▶ [Exercise details]: Go through the data below and return each line where the string "Acquired" appears.

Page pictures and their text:
****************************************

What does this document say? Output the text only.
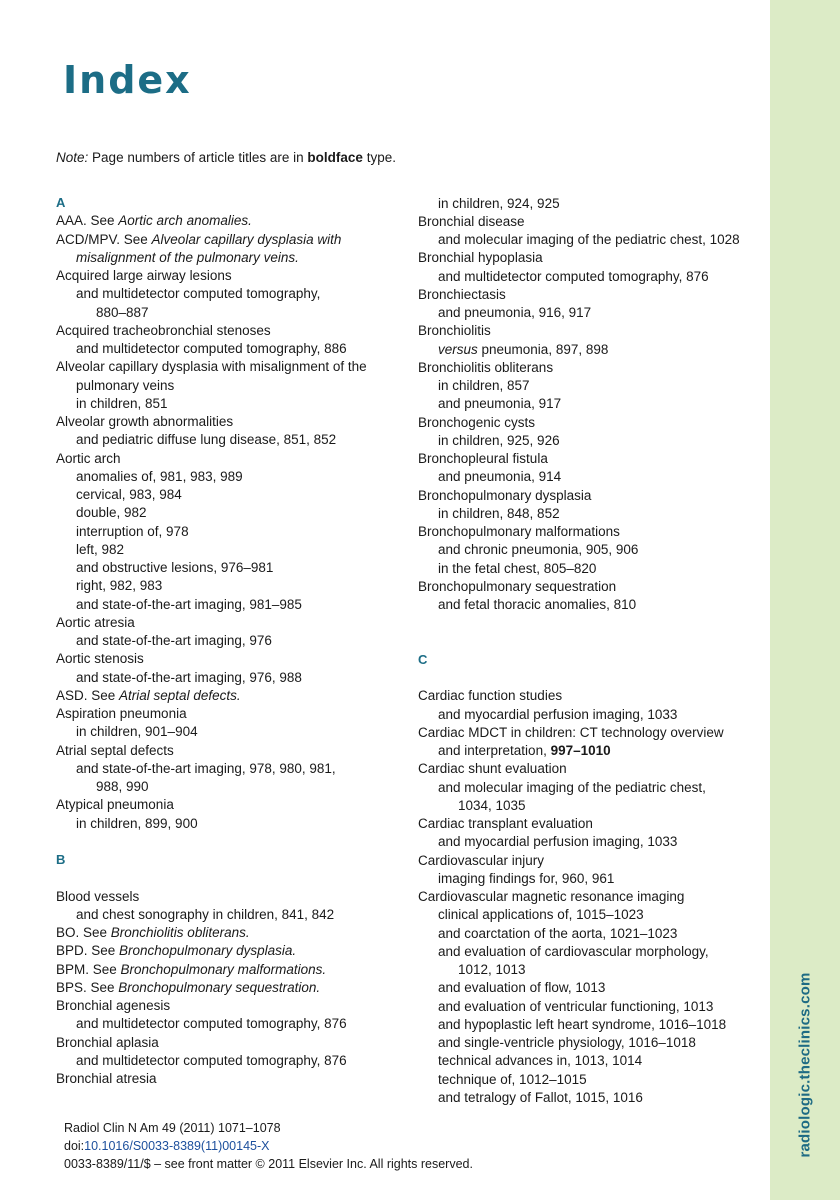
radiologic.theclinics.com
Index
Note: Page numbers of article titles are in boldface type.
A
AAA. See Aortic arch anomalies.
ACD/MPV. See Alveolar capillary dysplasia with
misalignment of the pulmonary veins.
Acquired large airway lesions
and multidetector computed tomography,
880–887
Acquired tracheobronchial stenoses
and multidetector computed tomography, 886
Alveolar capillary dysplasia with misalignment of the
pulmonary veins
in children, 851
Alveolar growth abnormalities
and pediatric diffuse lung disease, 851, 852
Aortic arch
anomalies of, 981, 983, 989
cervical, 983, 984
double, 982
interruption of, 978
left, 982
and obstructive lesions, 976–981
right, 982, 983
and state-of-the-art imaging, 981–985
Aortic atresia
and state-of-the-art imaging, 976
Aortic stenosis
and state-of-the-art imaging, 976, 988
ASD. See Atrial septal defects.
Aspiration pneumonia
in children, 901–904
Atrial septal defects
and state-of-the-art imaging, 978, 980, 981,
988, 990
Atypical pneumonia
in children, 899, 900
B
Blood vessels
and chest sonography in children, 841, 842
BO. See Bronchiolitis obliterans.
BPD. See Bronchopulmonary dysplasia.
BPM. See Bronchopulmonary malformations.
BPS. See Bronchopulmonary sequestration.
Bronchial agenesis
and multidetector computed tomography, 876
Bronchial aplasia
and multidetector computed tomography, 876
Bronchial atresia
in children, 924, 925
Bronchial disease
and molecular imaging of the pediatric chest, 1028
Bronchial hypoplasia
and multidetector computed tomography, 876
Bronchiectasis
and pneumonia, 916, 917
Bronchiolitis
versus pneumonia, 897, 898
Bronchiolitis obliterans
in children, 857
and pneumonia, 917
Bronchogenic cysts
in children, 925, 926
Bronchopleural fistula
and pneumonia, 914
Bronchopulmonary dysplasia
in children, 848, 852
Bronchopulmonary malformations
and chronic pneumonia, 905, 906
in the fetal chest, 805–820
Bronchopulmonary sequestration
and fetal thoracic anomalies, 810
C
Cardiac function studies
and myocardial perfusion imaging, 1033
Cardiac MDCT in children: CT technology overview
and interpretation, 997–1010
Cardiac shunt evaluation
and molecular imaging of the pediatric chest,
1034, 1035
Cardiac transplant evaluation
and myocardial perfusion imaging, 1033
Cardiovascular injury
imaging findings for, 960, 961
Cardiovascular magnetic resonance imaging
clinical applications of, 1015–1023
and coarctation of the aorta, 1021–1023
and evaluation of cardiovascular morphology,
1012, 1013
and evaluation of flow, 1013
and evaluation of ventricular functioning, 1013
and hypoplastic left heart syndrome, 1016–1018
and single-ventricle physiology, 1016–1018
technical advances in, 1013, 1014
technique of, 1012–1015
and tetralogy of Fallot, 1015, 1016
Radiol Clin N Am 49 (2011) 1071–1078
doi:10.1016/S0033-8389(11)00145-X
0033-8389/11/$ – see front matter © 2011 Elsevier Inc. All rights reserved.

****************************************

▶ [Exercise result]:
Acquired large airway lesions
Acquired tracheobronchial stenoses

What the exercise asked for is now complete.